• _YOUR OBJECTIVE_:
All of the material should be reproduced exactly, with pictures left out.
*****
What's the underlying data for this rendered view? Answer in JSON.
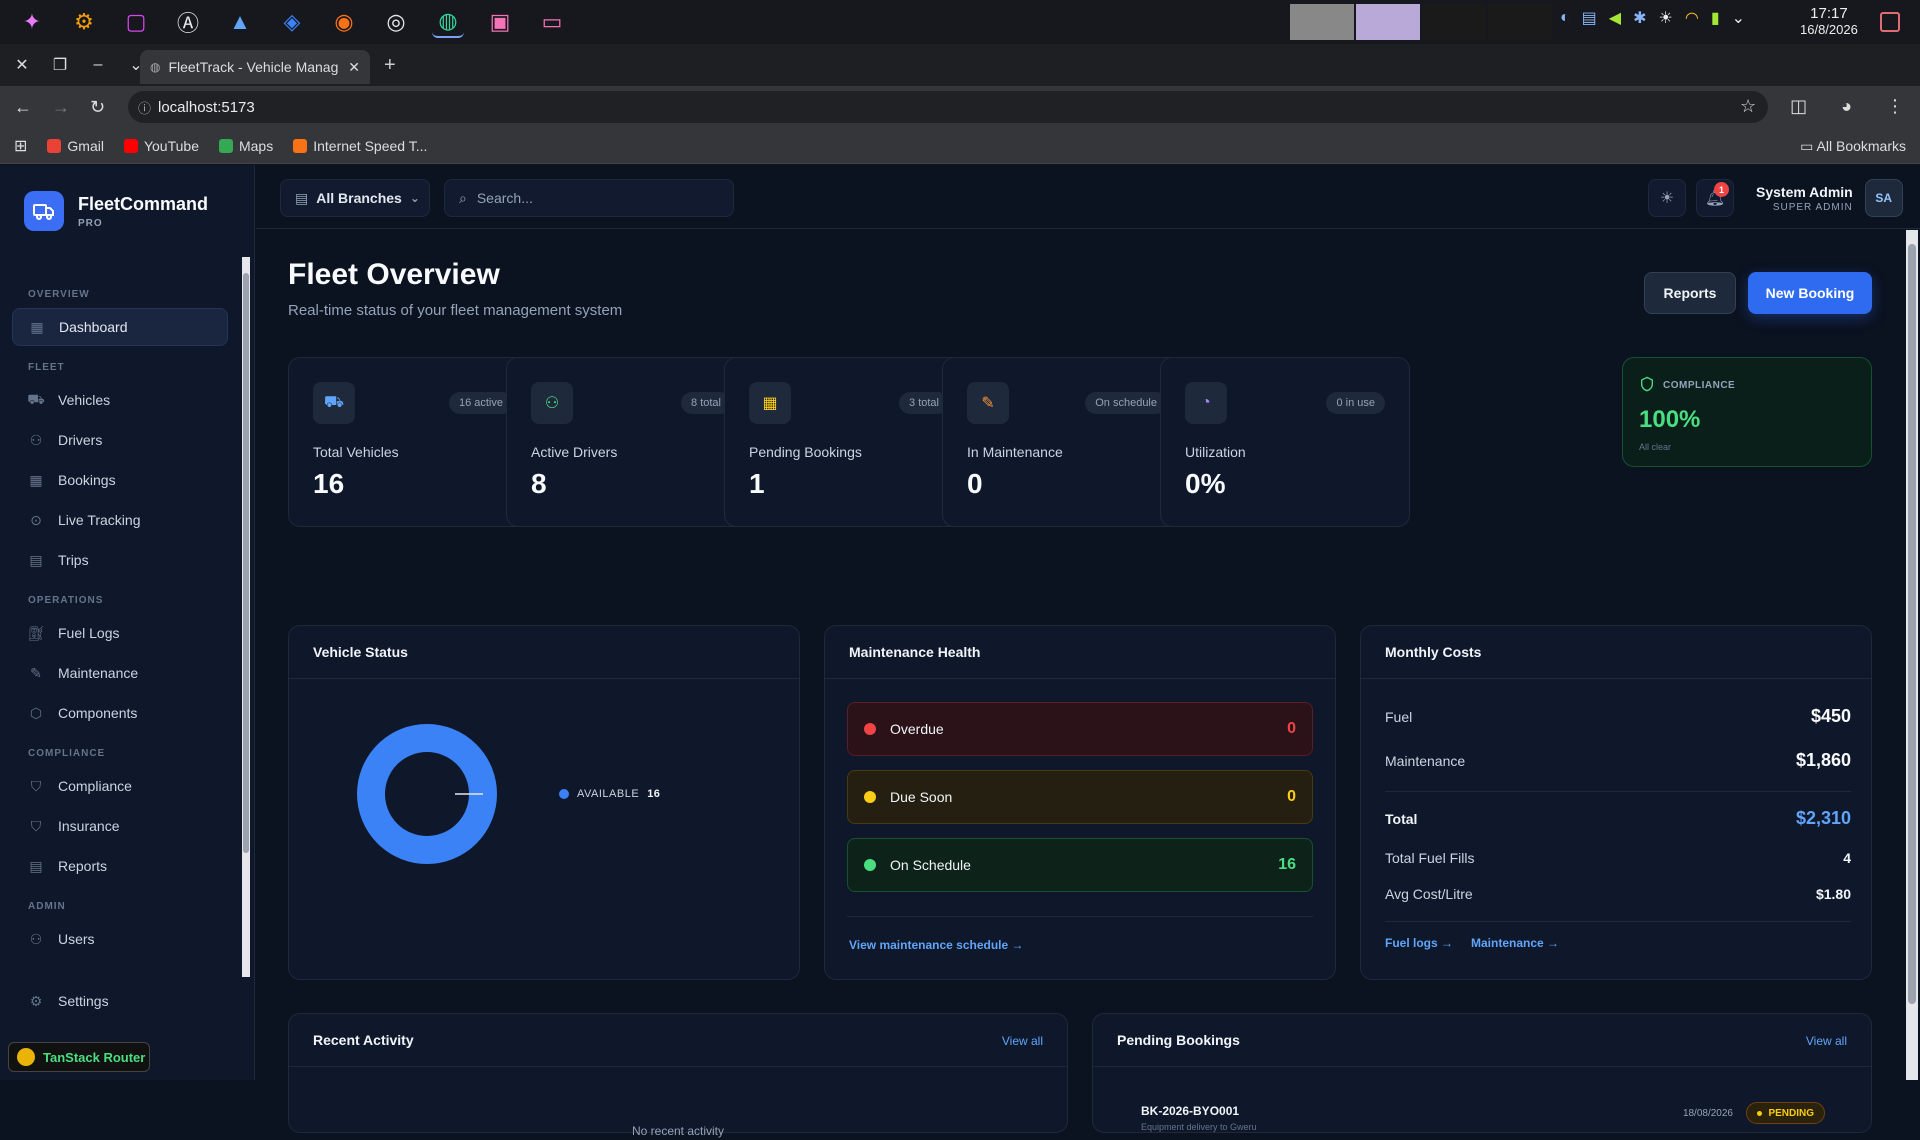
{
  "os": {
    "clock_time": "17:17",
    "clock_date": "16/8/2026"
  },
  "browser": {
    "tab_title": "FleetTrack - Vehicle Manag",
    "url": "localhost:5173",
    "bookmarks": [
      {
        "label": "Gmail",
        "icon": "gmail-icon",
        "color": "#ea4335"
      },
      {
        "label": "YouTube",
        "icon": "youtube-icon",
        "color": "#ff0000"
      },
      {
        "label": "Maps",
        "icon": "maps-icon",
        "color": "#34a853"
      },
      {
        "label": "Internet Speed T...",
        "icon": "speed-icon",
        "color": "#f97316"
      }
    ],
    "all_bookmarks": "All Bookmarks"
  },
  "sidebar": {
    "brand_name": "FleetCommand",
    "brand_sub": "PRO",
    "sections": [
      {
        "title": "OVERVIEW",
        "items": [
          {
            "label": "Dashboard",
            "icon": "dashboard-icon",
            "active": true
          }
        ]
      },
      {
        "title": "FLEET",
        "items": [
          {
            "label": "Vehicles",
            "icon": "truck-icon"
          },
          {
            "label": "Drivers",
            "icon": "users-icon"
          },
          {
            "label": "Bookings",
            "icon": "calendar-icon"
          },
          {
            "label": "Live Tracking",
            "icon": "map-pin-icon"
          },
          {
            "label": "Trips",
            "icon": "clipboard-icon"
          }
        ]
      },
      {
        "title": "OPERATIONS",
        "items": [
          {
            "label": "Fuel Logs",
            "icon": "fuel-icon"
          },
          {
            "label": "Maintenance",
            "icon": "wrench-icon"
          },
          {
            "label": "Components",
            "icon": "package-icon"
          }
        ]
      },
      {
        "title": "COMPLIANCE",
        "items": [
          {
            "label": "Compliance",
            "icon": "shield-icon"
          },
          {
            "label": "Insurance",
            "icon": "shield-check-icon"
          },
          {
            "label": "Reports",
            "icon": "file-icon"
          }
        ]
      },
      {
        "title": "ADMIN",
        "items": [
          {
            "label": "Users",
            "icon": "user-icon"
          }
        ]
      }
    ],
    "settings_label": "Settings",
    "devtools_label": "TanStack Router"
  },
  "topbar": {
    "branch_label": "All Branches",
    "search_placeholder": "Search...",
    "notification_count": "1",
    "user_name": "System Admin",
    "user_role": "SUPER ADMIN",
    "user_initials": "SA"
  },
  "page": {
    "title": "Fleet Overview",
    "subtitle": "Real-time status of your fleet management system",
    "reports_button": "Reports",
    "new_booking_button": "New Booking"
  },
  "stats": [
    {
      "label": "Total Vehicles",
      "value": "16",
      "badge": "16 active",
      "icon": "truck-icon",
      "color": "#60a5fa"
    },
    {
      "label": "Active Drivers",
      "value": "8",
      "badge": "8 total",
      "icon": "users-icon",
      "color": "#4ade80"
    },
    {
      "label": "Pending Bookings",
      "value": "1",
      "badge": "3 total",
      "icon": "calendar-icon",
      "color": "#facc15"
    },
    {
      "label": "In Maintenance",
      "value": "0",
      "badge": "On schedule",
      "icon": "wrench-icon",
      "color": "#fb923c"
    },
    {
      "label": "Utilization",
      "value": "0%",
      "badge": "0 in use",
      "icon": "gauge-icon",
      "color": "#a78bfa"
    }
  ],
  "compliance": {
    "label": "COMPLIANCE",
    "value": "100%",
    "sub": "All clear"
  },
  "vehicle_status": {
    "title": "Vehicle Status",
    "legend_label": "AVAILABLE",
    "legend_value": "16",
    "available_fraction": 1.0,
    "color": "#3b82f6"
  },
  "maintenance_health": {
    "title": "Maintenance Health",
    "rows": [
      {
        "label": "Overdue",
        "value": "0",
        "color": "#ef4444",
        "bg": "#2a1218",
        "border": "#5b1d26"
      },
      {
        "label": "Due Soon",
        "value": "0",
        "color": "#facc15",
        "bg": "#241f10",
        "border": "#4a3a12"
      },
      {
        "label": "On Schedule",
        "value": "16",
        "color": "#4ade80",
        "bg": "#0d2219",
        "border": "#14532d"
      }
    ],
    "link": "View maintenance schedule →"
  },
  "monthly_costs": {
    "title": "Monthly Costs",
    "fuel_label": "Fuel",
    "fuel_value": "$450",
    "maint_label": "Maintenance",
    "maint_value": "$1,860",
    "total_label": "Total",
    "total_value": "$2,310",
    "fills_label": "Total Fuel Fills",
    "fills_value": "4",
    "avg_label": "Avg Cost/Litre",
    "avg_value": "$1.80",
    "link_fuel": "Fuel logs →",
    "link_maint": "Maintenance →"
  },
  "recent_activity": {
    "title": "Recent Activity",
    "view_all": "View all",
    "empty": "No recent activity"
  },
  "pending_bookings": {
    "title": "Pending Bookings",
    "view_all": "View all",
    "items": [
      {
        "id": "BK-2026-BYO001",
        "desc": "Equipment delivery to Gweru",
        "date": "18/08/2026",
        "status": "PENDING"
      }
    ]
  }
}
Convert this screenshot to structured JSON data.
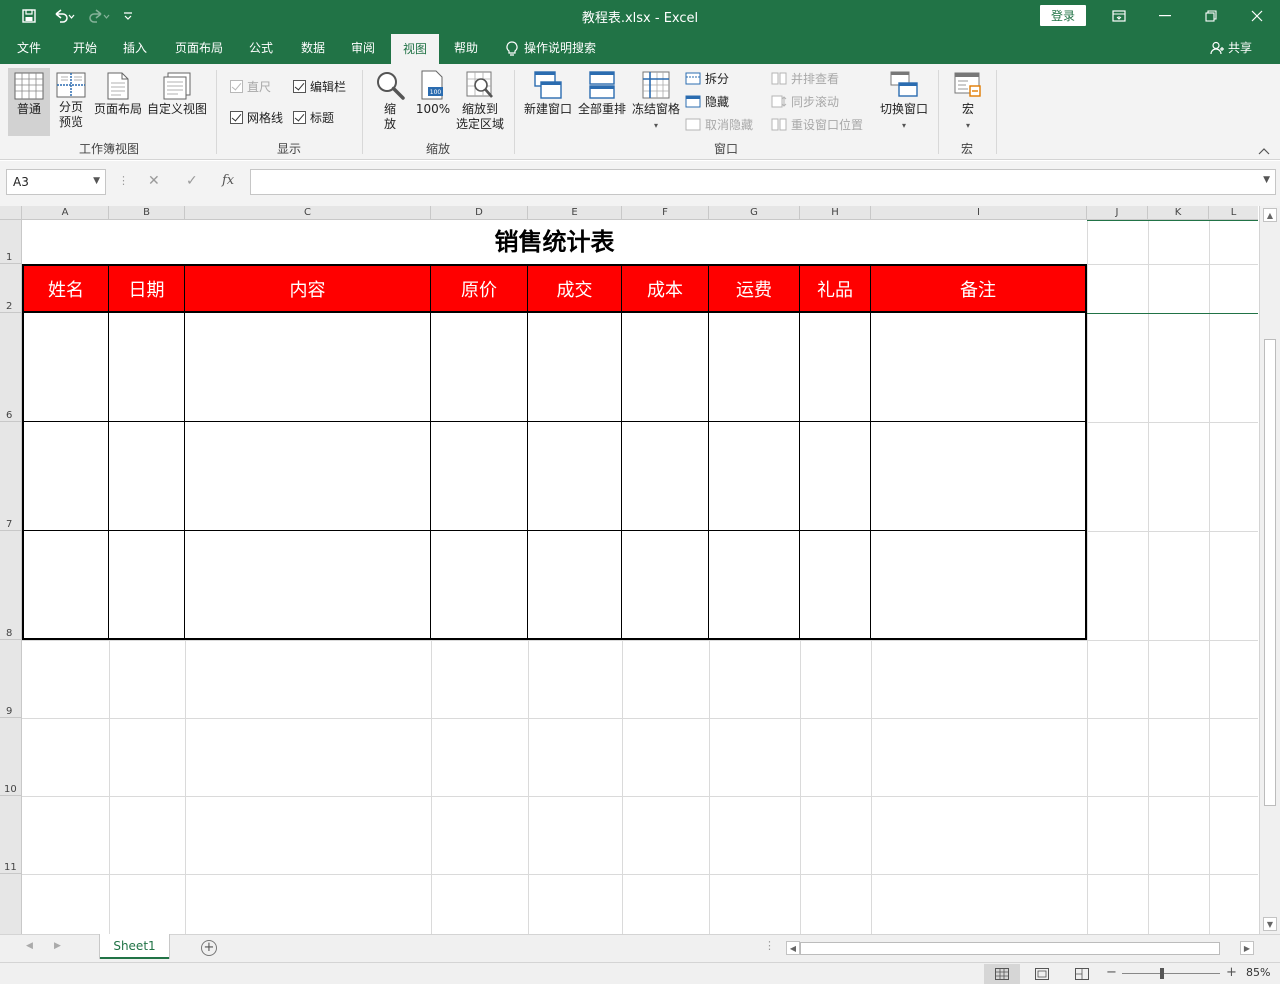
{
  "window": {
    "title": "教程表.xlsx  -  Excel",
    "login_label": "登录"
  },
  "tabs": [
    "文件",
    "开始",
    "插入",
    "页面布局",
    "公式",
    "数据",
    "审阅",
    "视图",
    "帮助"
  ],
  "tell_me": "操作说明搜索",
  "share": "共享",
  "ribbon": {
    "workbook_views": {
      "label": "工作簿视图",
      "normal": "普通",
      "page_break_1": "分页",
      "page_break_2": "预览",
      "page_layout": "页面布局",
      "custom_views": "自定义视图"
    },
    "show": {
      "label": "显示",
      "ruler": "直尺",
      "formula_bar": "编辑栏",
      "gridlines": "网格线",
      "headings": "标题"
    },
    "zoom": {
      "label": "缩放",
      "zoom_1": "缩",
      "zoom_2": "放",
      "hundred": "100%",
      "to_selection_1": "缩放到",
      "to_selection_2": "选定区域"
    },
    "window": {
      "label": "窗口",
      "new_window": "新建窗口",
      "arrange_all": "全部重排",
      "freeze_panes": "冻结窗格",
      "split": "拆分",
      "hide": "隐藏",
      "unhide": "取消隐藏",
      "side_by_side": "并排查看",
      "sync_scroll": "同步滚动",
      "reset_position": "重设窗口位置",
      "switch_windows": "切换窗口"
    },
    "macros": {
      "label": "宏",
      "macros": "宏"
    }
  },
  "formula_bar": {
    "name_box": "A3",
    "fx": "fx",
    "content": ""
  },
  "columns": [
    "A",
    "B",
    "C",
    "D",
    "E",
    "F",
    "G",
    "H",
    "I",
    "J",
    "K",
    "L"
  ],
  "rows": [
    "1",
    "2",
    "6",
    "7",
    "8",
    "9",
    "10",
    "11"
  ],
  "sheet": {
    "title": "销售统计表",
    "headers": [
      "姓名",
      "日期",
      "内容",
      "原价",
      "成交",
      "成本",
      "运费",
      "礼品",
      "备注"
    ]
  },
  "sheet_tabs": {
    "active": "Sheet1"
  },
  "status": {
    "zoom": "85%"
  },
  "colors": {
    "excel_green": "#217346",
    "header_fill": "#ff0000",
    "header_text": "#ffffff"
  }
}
*****
• _SOLUTION FOR THIS TASK_:
What's the underlying data for this rendered view? Answer in JSON.
{
  "os": {
    "clock_time": "17:17",
    "clock_date": "16/8/2026"
  },
  "browser": {
    "tab_title": "FleetTrack - Vehicle Manag",
    "url": "localhost:5173",
    "bookmarks": [
      {
        "label": "Gmail",
        "icon": "gmail-icon",
        "color": "#ea4335"
      },
      {
        "label": "YouTube",
        "icon": "youtube-icon",
        "color": "#ff0000"
      },
      {
        "label": "Maps",
        "icon": "maps-icon",
        "color": "#34a853"
      },
      {
        "label": "Internet Speed T...",
        "icon": "speed-icon",
        "color": "#f97316"
      }
    ],
    "all_bookmarks": "All Bookmarks"
  },
  "sidebar": {
    "brand_name": "FleetCommand",
    "brand_sub": "PRO",
    "sections": [
      {
        "title": "OVERVIEW",
        "items": [
          {
            "label": "Dashboard",
            "icon": "dashboard-icon",
            "active": true
          }
        ]
      },
      {
        "title": "FLEET",
        "items": [
          {
            "label": "Vehicles",
            "icon": "truck-icon"
          },
          {
            "label": "Drivers",
            "icon": "users-icon"
          },
          {
            "label": "Bookings",
            "icon": "calendar-icon"
          },
          {
            "label": "Live Tracking",
            "icon": "map-pin-icon"
          },
          {
            "label": "Trips",
            "icon": "clipboard-icon"
          }
        ]
      },
      {
        "title": "OPERATIONS",
        "items": [
          {
            "label": "Fuel Logs",
            "icon": "fuel-icon"
          },
          {
            "label": "Maintenance",
            "icon": "wrench-icon"
          },
          {
            "label": "Components",
            "icon": "package-icon"
          }
        ]
      },
      {
        "title": "COMPLIANCE",
        "items": [
          {
            "label": "Compliance",
            "icon": "shield-icon"
          },
          {
            "label": "Insurance",
            "icon": "shield-check-icon"
          },
          {
            "label": "Reports",
            "icon": "file-icon"
          }
        ]
      },
      {
        "title": "ADMIN",
        "items": [
          {
            "label": "Users",
            "icon": "user-icon"
          }
        ]
      }
    ],
    "settings_label": "Settings",
    "devtools_label": "TanStack Router"
  },
  "topbar": {
    "branch_label": "All Branches",
    "search_placeholder": "Search...",
    "notification_count": "1",
    "user_name": "System Admin",
    "user_role": "SUPER ADMIN",
    "user_initials": "SA"
  },
  "page": {
    "title": "Fleet Overview",
    "subtitle": "Real-time status of your fleet management system",
    "reports_button": "Reports",
    "new_booking_button": "New Booking"
  },
  "stats": [
    {
      "label": "Total Vehicles",
      "value": "16",
      "badge": "16 active",
      "icon": "truck-icon",
      "color": "#60a5fa"
    },
    {
      "label": "Active Drivers",
      "value": "8",
      "badge": "8 total",
      "icon": "users-icon",
      "color": "#4ade80"
    },
    {
      "label": "Pending Bookings",
      "value": "1",
      "badge": "3 total",
      "icon": "calendar-icon",
      "color": "#facc15"
    },
    {
      "label": "In Maintenance",
      "value": "0",
      "badge": "On schedule",
      "icon": "wrench-icon",
      "color": "#fb923c"
    },
    {
      "label": "Utilization",
      "value": "0%",
      "badge": "0 in use",
      "icon": "gauge-icon",
      "color": "#a78bfa"
    }
  ],
  "compliance": {
    "label": "COMPLIANCE",
    "value": "100%",
    "sub": "All clear"
  },
  "vehicle_status": {
    "title": "Vehicle Status",
    "legend_label": "AVAILABLE",
    "legend_value": "16",
    "available_fraction": 1.0,
    "color": "#3b82f6"
  },
  "maintenance_health": {
    "title": "Maintenance Health",
    "rows": [
      {
        "label": "Overdue",
        "value": "0",
        "color": "#ef4444",
        "bg": "#2a1218",
        "border": "#5b1d26"
      },
      {
        "label": "Due Soon",
        "value": "0",
        "color": "#facc15",
        "bg": "#241f10",
        "border": "#4a3a12"
      },
      {
        "label": "On Schedule",
        "value": "16",
        "color": "#4ade80",
        "bg": "#0d2219",
        "border": "#14532d"
      }
    ],
    "link": "View maintenance schedule →"
  },
  "monthly_costs": {
    "title": "Monthly Costs",
    "fuel_label": "Fuel",
    "fuel_value": "$450",
    "maint_label": "Maintenance",
    "maint_value": "$1,860",
    "total_label": "Total",
    "total_value": "$2,310",
    "fills_label": "Total Fuel Fills",
    "fills_value": "4",
    "avg_label": "Avg Cost/Litre",
    "avg_value": "$1.80",
    "link_fuel": "Fuel logs →",
    "link_maint": "Maintenance →"
  },
  "recent_activity": {
    "title": "Recent Activity",
    "view_all": "View all",
    "empty": "No recent activity"
  },
  "pending_bookings": {
    "title": "Pending Bookings",
    "view_all": "View all",
    "items": [
      {
        "id": "BK-2026-BYO001",
        "desc": "Equipment delivery to Gweru",
        "date": "18/08/2026",
        "status": "PENDING"
      }
    ]
  }
}
Convert this screenshot to structured JSON data.
{
  "window": {
    "title": "教程表.xlsx  -  Excel",
    "login_label": "登录"
  },
  "tabs": [
    "文件",
    "开始",
    "插入",
    "页面布局",
    "公式",
    "数据",
    "审阅",
    "视图",
    "帮助"
  ],
  "tell_me": "操作说明搜索",
  "share": "共享",
  "ribbon": {
    "workbook_views": {
      "label": "工作簿视图",
      "normal": "普通",
      "page_break_1": "分页",
      "page_break_2": "预览",
      "page_layout": "页面布局",
      "custom_views": "自定义视图"
    },
    "show": {
      "label": "显示",
      "ruler": "直尺",
      "formula_bar": "编辑栏",
      "gridlines": "网格线",
      "headings": "标题"
    },
    "zoom": {
      "label": "缩放",
      "zoom_1": "缩",
      "zoom_2": "放",
      "hundred": "100%",
      "to_selection_1": "缩放到",
      "to_selection_2": "选定区域"
    },
    "window": {
      "label": "窗口",
      "new_window": "新建窗口",
      "arrange_all": "全部重排",
      "freeze_panes": "冻结窗格",
      "split": "拆分",
      "hide": "隐藏",
      "unhide": "取消隐藏",
      "side_by_side": "并排查看",
      "sync_scroll": "同步滚动",
      "reset_position": "重设窗口位置",
      "switch_windows": "切换窗口"
    },
    "macros": {
      "label": "宏",
      "macros": "宏"
    }
  },
  "formula_bar": {
    "name_box": "A3",
    "fx": "fx",
    "content": ""
  },
  "columns": [
    "A",
    "B",
    "C",
    "D",
    "E",
    "F",
    "G",
    "H",
    "I",
    "J",
    "K",
    "L"
  ],
  "rows": [
    "1",
    "2",
    "6",
    "7",
    "8",
    "9",
    "10",
    "11"
  ],
  "sheet": {
    "title": "销售统计表",
    "headers": [
      "姓名",
      "日期",
      "内容",
      "原价",
      "成交",
      "成本",
      "运费",
      "礼品",
      "备注"
    ]
  },
  "sheet_tabs": {
    "active": "Sheet1"
  },
  "status": {
    "zoom": "85%"
  },
  "colors": {
    "excel_green": "#217346",
    "header_fill": "#ff0000",
    "header_text": "#ffffff"
  }
}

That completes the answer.